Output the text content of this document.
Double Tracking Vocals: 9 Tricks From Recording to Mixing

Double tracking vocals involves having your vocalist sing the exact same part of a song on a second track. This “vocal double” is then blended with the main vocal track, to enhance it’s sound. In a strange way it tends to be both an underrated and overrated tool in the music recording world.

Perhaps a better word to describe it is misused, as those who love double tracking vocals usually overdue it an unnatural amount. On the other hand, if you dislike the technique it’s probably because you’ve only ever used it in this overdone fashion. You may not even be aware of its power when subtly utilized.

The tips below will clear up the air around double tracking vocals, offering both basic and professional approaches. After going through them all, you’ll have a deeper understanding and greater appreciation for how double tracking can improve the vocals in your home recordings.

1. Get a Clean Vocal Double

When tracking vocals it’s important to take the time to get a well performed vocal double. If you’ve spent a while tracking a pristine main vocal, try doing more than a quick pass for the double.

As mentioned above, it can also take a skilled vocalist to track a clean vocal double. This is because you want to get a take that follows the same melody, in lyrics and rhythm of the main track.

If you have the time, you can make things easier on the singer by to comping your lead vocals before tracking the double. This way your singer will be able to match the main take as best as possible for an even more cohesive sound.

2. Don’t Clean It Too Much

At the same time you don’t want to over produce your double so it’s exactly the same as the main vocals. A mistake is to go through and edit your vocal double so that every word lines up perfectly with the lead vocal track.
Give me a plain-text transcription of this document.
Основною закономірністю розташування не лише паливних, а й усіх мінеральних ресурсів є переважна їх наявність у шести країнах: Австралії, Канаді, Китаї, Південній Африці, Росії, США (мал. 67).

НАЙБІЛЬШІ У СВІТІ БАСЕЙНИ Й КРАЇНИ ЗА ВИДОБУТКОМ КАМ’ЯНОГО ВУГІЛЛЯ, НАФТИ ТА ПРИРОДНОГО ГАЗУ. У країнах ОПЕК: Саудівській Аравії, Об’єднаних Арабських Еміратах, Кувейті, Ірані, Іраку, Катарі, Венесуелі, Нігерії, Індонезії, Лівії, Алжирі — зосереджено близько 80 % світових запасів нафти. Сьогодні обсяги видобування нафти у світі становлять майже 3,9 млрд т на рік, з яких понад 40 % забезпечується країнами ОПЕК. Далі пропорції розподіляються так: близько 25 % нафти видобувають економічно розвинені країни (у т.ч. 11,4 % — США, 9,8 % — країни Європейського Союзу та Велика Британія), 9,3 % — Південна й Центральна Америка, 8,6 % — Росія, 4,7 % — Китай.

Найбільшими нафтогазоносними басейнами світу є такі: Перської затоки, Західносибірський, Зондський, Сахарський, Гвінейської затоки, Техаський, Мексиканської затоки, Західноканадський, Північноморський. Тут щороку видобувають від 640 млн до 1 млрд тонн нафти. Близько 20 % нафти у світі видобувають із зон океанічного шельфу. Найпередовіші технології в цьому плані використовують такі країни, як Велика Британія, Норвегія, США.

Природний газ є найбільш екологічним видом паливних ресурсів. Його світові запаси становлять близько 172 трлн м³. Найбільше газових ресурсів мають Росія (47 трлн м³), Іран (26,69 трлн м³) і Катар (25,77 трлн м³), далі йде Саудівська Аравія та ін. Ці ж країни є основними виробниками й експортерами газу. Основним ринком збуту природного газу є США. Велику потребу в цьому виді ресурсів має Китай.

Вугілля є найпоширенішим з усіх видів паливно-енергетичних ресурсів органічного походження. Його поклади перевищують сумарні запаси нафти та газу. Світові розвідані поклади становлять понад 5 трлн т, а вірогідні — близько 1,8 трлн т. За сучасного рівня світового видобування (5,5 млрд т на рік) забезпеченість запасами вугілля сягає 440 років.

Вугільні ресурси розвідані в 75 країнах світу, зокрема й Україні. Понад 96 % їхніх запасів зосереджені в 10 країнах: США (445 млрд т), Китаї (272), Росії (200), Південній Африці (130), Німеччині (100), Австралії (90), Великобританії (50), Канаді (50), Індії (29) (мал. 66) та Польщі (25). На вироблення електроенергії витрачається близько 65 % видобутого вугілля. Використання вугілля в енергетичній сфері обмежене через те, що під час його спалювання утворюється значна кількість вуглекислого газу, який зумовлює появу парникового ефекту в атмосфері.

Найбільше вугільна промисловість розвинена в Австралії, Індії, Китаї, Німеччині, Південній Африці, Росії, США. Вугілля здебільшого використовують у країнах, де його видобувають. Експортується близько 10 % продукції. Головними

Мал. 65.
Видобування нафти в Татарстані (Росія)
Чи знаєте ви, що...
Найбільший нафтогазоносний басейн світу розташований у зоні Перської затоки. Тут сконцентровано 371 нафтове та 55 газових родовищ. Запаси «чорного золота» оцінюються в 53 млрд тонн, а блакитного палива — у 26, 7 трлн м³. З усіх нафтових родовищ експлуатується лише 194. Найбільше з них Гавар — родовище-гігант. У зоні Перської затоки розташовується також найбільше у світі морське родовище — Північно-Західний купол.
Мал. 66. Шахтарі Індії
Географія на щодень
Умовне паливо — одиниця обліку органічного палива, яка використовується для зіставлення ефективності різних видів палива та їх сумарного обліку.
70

:::

**What the exercise asks**. Each line of the material above must be retyped precisely.

**Reply**.
Output the text content of this document.
Double Tracking Vocals: 9 Tricks From Recording to Mixing

Double tracking vocals involves having your vocalist sing the exact same part of a song on a second track. This “vocal double” is then blended with the main vocal track, to enhance it’s sound. In a strange way it tends to be both an underrated and overrated tool in the music recording world.

Perhaps a better word to describe it is misused, as those who love double tracking vocals usually overdue it an unnatural amount. On the other hand, if you dislike the technique it’s probably because you’ve only ever used it in this overdone fashion. You may not even be aware of its power when subtly utilized.

The tips below will clear up the air around double tracking vocals, offering both basic and professional approaches. After going through them all, you’ll have a deeper understanding and greater appreciation for how double tracking can improve the vocals in your home recordings.

1. Get a Clean Vocal Double

When tracking vocals it’s important to take the time to get a well performed vocal double. If you’ve spent a while tracking a pristine main vocal, try doing more than a quick pass for the double.

As mentioned above, it can also take a skilled vocalist to track a clean vocal double. This is because you want to get a take that follows the same melody, in lyrics and rhythm of the main track.

If you have the time, you can make things easier on the singer by to comping your lead vocals before tracking the double. This way your singer will be able to match the main take as best as possible for an even more cohesive sound.

2. Don’t Clean It Too Much

At the same time you don’t want to over produce your double so it’s exactly the same as the main vocals. A mistake is to go through and edit your vocal double so that every word lines up perfectly with the lead vocal track.
Give me a plain-text transcription of this document.
Основною закономірністю розташування не лише паливних, а й усіх мінеральних ресурсів є переважна їх наявність у шести країнах: Австралії, Канаді, Китаї, Південній Африці, Росії, США (мал. 67).

НАЙБІЛЬШІ У СВІТІ БАСЕЙНИ Й КРАЇНИ ЗА ВИДОБУТКОМ КАМ’ЯНОГО ВУГІЛЛЯ, НАФТИ ТА ПРИРОДНОГО ГАЗУ. У країнах ОПЕК: Саудівській Аравії, Об’єднаних Арабських Еміратах, Кувейті, Ірані, Іраку, Катарі, Венесуелі, Нігерії, Індонезії, Лівії, Алжирі — зосереджено близько 80 % світових запасів нафти. Сьогодні обсяги видобування нафти у світі становлять майже 3,9 млрд т на рік, з яких понад 40 % забезпечується країнами ОПЕК. Далі пропорції розподіляються так: близько 25 % нафти видобувають економічно розвинені країни (у т.ч. 11,4 % — США, 9,8 % — країни Європейського Союзу та Велика Британія), 9,3 % — Південна й Центральна Америка, 8,6 % — Росія, 4,7 % — Китай.

Найбільшими нафтогазоносними басейнами світу є такі: Перської затоки, Західносибірський, Зондський, Сахарський, Гвінейської затоки, Техаський, Мексиканської затоки, Західноканадський, Північноморський. Тут щороку видобувають від 640 млн до 1 млрд тонн нафти. Близько 20 % нафти у світі видобувають із зон океанічного шельфу. Найпередовіші технології в цьому плані використовують такі країни, як Велика Британія, Норвегія, США.

Природний газ є найбільш екологічним видом паливних ресурсів. Його світові запаси становлять близько 172 трлн м³. Найбільше газових ресурсів мають Росія (47 трлн м³), Іран (26,69 трлн м³) і Катар (25,77 трлн м³), далі йде Саудівська Аравія та ін. Ці ж країни є основними виробниками й експортерами газу. Основним ринком збуту природного газу є США. Велику потребу в цьому виді ресурсів має Китай.

Вугілля є найпоширенішим з усіх видів паливно-енергетичних ресурсів органічного походження. Його поклади перевищують сумарні запаси нафти та газу. Світові розвідані поклади становлять понад 5 трлн т, а вірогідні — близько 1,8 трлн т. За сучасного рівня світового видобування (5,5 млрд т на рік) забезпеченість запасами вугілля сягає 440 років.

Вугільні ресурси розвідані в 75 країнах світу, зокрема й Україні. Понад 96 % їхніх запасів зосереджені в 10 країнах: США (445 млрд т), Китаї (272), Росії (200), Південній Африці (130), Німеччині (100), Австралії (90), Великобританії (50), Канаді (50), Індії (29) (мал. 66) та Польщі (25). На вироблення електроенергії витрачається близько 65 % видобутого вугілля. Використання вугілля в енергетичній сфері обмежене через те, що під час його спалювання утворюється значна кількість вуглекислого газу, який зумовлює появу парникового ефекту в атмосфері.

Найбільше вугільна промисловість розвинена в Австралії, Індії, Китаї, Німеччині, Південній Африці, Росії, США. Вугілля здебільшого використовують у країнах, де його видобувають. Експортується близько 10 % продукції. Головними

Мал. 65.
Видобування нафти в Татарстані (Росія)
Чи знаєте ви, що...
Найбільший нафтогазоносний басейн світу розташований у зоні Перської затоки. Тут сконцентровано 371 нафтове та 55 газових родовищ. Запаси «чорного золота» оцінюються в 53 млрд тонн, а блакитного палива — у 26, 7 трлн м³. З усіх нафтових родовищ експлуатується лише 194. Найбільше з них Гавар — родовище-гігант. У зоні Перської затоки розташовується також найбільше у світі морське родовище — Північно-Західний купол.
Мал. 66. Шахтарі Індії
Географія на щодень
Умовне паливо — одиниця обліку органічного палива, яка використовується для зіставлення ефективності різних видів палива та їх сумарного обліку.
70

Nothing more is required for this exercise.